--- start Source material ---
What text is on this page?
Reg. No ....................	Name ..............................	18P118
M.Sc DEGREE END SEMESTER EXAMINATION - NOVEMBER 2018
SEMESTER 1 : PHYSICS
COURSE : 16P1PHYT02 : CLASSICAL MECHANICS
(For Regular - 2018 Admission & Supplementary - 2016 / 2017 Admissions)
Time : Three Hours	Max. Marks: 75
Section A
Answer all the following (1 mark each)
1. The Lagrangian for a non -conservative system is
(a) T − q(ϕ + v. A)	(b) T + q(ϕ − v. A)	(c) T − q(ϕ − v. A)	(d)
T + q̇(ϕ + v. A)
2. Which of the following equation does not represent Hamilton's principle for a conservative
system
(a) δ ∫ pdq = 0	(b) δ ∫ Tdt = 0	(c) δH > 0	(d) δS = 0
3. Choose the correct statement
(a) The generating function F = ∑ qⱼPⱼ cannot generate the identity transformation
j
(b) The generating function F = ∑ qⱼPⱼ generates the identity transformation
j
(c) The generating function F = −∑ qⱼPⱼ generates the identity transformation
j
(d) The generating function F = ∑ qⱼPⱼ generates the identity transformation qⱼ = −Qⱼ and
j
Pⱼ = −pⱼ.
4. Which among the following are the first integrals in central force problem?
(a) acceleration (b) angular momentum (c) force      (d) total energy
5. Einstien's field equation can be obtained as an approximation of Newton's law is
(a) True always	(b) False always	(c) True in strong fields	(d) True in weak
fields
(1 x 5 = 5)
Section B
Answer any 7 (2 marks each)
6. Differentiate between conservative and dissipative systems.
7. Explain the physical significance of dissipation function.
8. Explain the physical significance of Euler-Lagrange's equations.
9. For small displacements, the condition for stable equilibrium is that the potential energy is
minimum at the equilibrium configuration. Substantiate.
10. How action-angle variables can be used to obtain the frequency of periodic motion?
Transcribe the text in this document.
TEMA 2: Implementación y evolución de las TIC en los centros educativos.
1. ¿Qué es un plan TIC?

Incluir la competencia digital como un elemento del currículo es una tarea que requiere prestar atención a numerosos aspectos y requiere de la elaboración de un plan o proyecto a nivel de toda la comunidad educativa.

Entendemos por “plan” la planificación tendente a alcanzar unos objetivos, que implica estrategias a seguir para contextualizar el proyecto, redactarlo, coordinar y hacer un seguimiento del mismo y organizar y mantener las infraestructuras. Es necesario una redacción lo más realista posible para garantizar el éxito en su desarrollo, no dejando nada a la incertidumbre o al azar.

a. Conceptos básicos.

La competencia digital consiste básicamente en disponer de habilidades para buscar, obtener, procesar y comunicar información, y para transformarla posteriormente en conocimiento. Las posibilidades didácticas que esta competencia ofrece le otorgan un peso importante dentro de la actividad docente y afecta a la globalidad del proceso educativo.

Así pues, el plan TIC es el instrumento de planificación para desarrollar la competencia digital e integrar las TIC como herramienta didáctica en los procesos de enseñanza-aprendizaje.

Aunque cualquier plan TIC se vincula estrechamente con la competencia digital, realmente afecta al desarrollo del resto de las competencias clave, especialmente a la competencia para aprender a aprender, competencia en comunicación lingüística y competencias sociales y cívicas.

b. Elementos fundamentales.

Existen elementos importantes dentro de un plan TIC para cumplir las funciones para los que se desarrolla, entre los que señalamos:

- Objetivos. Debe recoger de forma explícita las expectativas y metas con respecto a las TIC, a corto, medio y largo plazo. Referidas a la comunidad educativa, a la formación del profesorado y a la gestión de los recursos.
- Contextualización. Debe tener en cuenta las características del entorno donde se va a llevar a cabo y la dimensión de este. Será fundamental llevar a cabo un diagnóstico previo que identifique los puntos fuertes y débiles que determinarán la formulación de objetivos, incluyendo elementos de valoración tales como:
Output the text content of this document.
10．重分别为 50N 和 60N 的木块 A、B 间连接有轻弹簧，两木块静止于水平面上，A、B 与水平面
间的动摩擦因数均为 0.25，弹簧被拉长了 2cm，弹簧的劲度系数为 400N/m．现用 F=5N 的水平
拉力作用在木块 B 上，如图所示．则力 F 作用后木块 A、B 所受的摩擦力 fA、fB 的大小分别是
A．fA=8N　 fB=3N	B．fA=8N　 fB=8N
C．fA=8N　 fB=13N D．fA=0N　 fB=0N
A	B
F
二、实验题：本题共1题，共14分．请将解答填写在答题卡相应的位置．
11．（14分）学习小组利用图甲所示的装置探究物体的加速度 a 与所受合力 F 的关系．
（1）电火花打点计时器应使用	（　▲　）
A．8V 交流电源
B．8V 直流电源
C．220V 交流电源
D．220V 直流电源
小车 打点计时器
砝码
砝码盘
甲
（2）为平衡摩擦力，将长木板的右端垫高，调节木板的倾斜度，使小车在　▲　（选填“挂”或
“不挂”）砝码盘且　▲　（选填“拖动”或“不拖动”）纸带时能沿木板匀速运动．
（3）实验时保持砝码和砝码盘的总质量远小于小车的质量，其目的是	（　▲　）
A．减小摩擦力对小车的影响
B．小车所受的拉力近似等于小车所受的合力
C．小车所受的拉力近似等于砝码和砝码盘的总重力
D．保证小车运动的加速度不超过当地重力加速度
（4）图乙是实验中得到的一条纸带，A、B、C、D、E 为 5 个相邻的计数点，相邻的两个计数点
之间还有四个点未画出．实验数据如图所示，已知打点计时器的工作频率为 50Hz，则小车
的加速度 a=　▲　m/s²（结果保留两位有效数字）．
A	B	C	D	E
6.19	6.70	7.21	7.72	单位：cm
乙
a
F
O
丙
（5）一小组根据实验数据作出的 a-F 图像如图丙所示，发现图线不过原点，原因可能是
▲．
--- end Source material ---
- What you will do: Copy each line that contains the word "energy".

- The output:
(a) acceleration (b) angular momentum (c) force      (d) total energy
9. For small displacements, the condition for stable equilibrium is that the potential energy is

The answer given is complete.